**DESCRIPTION OF THE TASK**: Each entry that follows is to be retyped exactly. Pictures do not belong in the copy.

Dataset entries on figures
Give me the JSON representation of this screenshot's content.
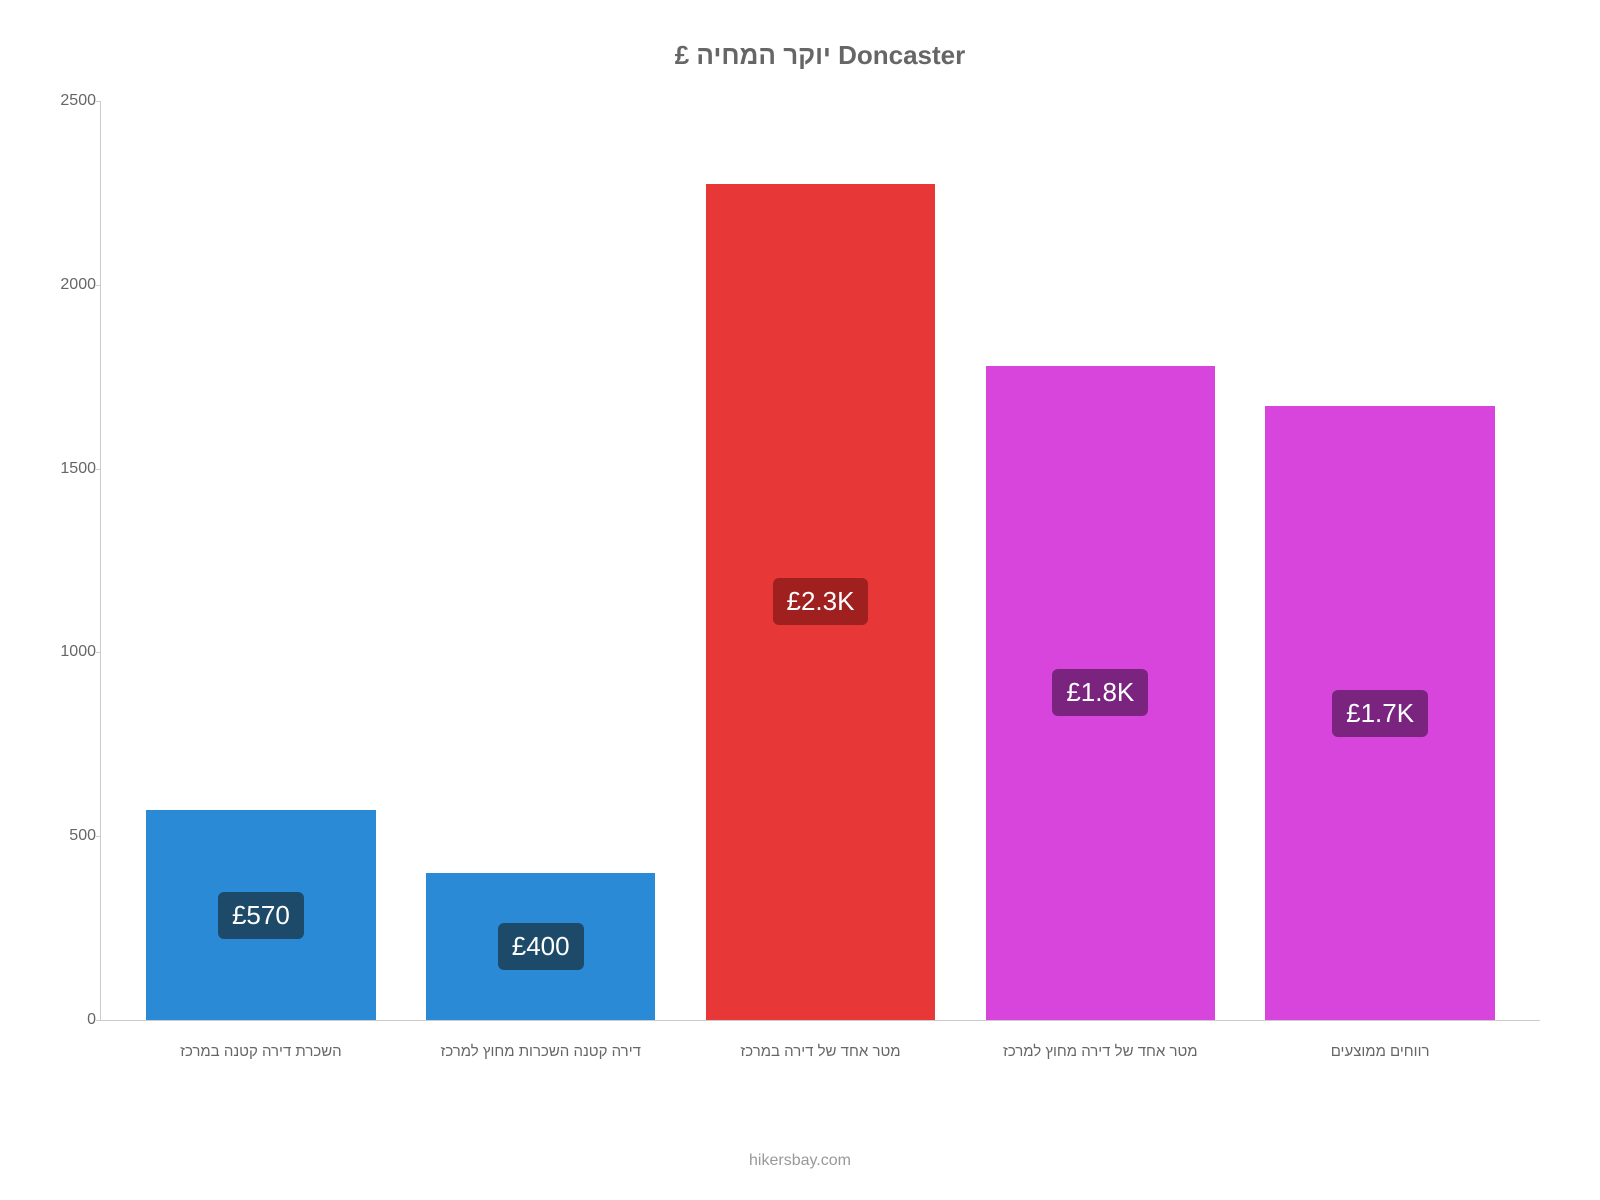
{
  "chart": {
    "type": "bar",
    "title": "£ יוקר המחיה Doncaster",
    "title_fontsize": 26,
    "title_color": "#666666",
    "background_color": "#ffffff",
    "axis_color": "#cccccc",
    "ylim": [
      0,
      2500
    ],
    "ytick_step": 500,
    "yticks": [
      0,
      500,
      1000,
      1500,
      2000,
      2500
    ],
    "ytick_fontsize": 16,
    "ytick_color": "#666666",
    "xlabel_fontsize": 15,
    "xlabel_color": "#666666",
    "bar_width": 0.82,
    "categories": [
      "השכרת דירה קטנה במרכז",
      "דירה קטנה השכרות מחוץ למרכז",
      "מטר אחד של דירה במרכז",
      "מטר אחד של דירה מחוץ למרכז",
      "רווחים ממוצעים"
    ],
    "values": [
      570,
      400,
      2275,
      1780,
      1670
    ],
    "value_labels": [
      "£570",
      "£400",
      "£2.3K",
      "£1.8K",
      "£1.7K"
    ],
    "bar_colors": [
      "#2a8ad6",
      "#2a8ad6",
      "#e83737",
      "#d845dc",
      "#d845dc"
    ],
    "label_bg_colors": [
      "#1e4a6a",
      "#1e4a6a",
      "#a02020",
      "#7a2480",
      "#7a2480"
    ],
    "label_text_color": "#ffffff",
    "label_fontsize": 26,
    "attribution": "hikersbay.com",
    "attribution_fontsize": 16,
    "attribution_color": "#999999"
  }
}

**SOLUTION FOR THIS EXERCISE**:
Give me the JSON representation of this screenshot's content.
{
  "chart": {
    "type": "bar",
    "title": "£ יוקר המחיה Doncaster",
    "title_fontsize": 26,
    "title_color": "#666666",
    "background_color": "#ffffff",
    "axis_color": "#cccccc",
    "ylim": [
      0,
      2500
    ],
    "ytick_step": 500,
    "yticks": [
      0,
      500,
      1000,
      1500,
      2000,
      2500
    ],
    "ytick_fontsize": 16,
    "ytick_color": "#666666",
    "xlabel_fontsize": 15,
    "xlabel_color": "#666666",
    "bar_width": 0.82,
    "categories": [
      "השכרת דירה קטנה במרכז",
      "דירה קטנה השכרות מחוץ למרכז",
      "מטר אחד של דירה במרכז",
      "מטר אחד של דירה מחוץ למרכז",
      "רווחים ממוצעים"
    ],
    "values": [
      570,
      400,
      2275,
      1780,
      1670
    ],
    "value_labels": [
      "£570",
      "£400",
      "£2.3K",
      "£1.8K",
      "£1.7K"
    ],
    "bar_colors": [
      "#2a8ad6",
      "#2a8ad6",
      "#e83737",
      "#d845dc",
      "#d845dc"
    ],
    "label_bg_colors": [
      "#1e4a6a",
      "#1e4a6a",
      "#a02020",
      "#7a2480",
      "#7a2480"
    ],
    "label_text_color": "#ffffff",
    "label_fontsize": 26,
    "attribution": "hikersbay.com",
    "attribution_fontsize": 16,
    "attribution_color": "#999999"
  }
}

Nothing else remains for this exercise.